____ Фрагмент текста

Новые способы реализации “большого проекта литературы” зачастую лишь сообщают нам состояние литературы прошлых лет, уподобляясь рисункам на стенах тюремных камер, узники которых
— писатели.
Помню, в сборнике статей Андрея Левкина «Искусство прозы, а заодно и поэзии» есть прекрасный фрагмент с описанием представителя литературы авангарда. Авангардист склонен (вообще, это довольно расхожий троп) изобретать довольно инклюзивную метафору письма, реализовывать эту метафору в своих текстах; теперь
— это его главнейшая опора, к которой он привязан. Обойдём стороной подобные профессиональные неудачи.
Вообще, речь не просто так зашла о странной литературе (или литературе со странностями). Под «странным» здесь подразумевается даже не обязательно weird-литература. Мне, прежде всего, интересна литература, основания которой засыпаны вулканическим пеплом и пылью времени, которая, тем не менее, расцветает в органических для неё формах
— безкорневая система формульных решений письма.

________
____ Перечень материалов

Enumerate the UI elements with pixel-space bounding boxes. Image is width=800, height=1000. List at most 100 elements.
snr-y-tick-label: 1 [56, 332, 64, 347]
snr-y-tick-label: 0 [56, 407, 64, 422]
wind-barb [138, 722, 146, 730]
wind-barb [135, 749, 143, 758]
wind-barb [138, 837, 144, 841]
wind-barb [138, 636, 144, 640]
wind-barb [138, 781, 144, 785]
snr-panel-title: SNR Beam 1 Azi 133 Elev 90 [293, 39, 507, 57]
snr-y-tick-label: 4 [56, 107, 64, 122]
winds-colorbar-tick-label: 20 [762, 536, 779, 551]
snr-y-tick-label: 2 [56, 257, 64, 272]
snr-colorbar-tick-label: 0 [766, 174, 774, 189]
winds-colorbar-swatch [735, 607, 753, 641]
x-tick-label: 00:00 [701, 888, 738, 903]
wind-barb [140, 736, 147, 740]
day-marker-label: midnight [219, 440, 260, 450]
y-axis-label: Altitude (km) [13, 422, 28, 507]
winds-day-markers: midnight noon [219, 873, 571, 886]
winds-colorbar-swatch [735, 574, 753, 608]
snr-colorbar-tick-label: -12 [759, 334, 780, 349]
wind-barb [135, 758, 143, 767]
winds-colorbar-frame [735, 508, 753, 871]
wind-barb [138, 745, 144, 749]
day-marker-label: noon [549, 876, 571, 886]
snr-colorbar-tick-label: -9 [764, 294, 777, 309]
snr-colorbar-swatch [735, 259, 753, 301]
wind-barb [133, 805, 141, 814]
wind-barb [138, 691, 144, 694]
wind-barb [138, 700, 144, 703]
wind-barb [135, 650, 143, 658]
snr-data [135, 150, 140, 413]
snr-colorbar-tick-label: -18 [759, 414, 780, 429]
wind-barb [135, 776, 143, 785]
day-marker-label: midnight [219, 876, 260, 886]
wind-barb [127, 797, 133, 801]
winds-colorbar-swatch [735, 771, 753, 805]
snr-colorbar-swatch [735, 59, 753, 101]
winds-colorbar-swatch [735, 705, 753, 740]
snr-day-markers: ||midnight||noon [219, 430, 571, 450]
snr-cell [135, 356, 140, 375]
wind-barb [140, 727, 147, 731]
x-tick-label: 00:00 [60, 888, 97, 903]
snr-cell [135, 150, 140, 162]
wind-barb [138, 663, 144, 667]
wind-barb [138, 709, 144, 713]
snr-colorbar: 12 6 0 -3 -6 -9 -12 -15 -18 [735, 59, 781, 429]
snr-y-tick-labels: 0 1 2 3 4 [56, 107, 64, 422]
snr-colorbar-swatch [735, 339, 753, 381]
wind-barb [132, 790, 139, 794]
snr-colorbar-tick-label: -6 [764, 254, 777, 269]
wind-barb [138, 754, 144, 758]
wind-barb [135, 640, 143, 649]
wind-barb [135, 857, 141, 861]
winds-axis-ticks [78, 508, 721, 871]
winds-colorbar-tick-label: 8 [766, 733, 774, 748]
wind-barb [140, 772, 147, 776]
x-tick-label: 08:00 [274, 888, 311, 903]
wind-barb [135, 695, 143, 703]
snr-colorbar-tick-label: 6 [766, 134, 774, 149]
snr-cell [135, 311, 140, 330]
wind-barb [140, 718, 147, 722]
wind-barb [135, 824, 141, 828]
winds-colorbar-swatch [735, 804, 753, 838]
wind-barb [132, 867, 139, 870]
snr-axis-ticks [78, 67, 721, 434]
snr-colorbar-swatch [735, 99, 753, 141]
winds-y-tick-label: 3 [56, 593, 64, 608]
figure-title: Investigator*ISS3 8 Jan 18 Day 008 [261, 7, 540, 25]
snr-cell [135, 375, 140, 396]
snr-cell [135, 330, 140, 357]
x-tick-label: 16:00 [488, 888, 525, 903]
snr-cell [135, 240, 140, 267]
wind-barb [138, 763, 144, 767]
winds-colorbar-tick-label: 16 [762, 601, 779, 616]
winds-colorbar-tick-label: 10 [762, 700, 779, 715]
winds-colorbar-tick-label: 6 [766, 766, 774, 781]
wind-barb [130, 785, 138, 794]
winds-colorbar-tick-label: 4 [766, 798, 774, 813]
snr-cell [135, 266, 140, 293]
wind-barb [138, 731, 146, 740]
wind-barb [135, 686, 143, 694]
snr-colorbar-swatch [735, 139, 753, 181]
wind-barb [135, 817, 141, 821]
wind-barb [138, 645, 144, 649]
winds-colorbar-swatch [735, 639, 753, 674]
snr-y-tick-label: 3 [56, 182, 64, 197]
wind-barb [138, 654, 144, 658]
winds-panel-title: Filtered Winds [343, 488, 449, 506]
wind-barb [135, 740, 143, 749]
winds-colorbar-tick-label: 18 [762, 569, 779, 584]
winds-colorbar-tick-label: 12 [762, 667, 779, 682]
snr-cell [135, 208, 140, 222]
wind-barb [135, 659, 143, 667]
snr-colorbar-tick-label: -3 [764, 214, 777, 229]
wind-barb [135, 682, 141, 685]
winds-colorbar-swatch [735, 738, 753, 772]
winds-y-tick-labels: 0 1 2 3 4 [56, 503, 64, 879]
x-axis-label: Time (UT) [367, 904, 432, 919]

________

**Что сделать:** Продолжите отрывок о странной литературе, начав сразу после его последней фразы.

**Результат:**
Переключим оптику: Кривулин, Шварц, Миронов, Стратановский
— когорта петербургского андерграунда
— мыслятся в качестве переброшенного из серебряного века мостика. Это
— попытка вернуть естественное развитие русскоязычной поэзии, прерванной официозным неоклассицизмом, перекрывшим когда-то воздух. Разумеется, гетероморфные поэтические эксперименты имеют мало общего с современными визуальными решениями поэзии и прозы (их разделение на сегодняшний день
— исключительно номинальное). Плоскость фонетического стала, простите, визуальным пейзажем. Можно найти много объяснений подобному (поэтикой Драгомощенко, связью между лианозовцами
— через конкретистов
— с концептуалистами, или филологической школой вместе с метареалистами).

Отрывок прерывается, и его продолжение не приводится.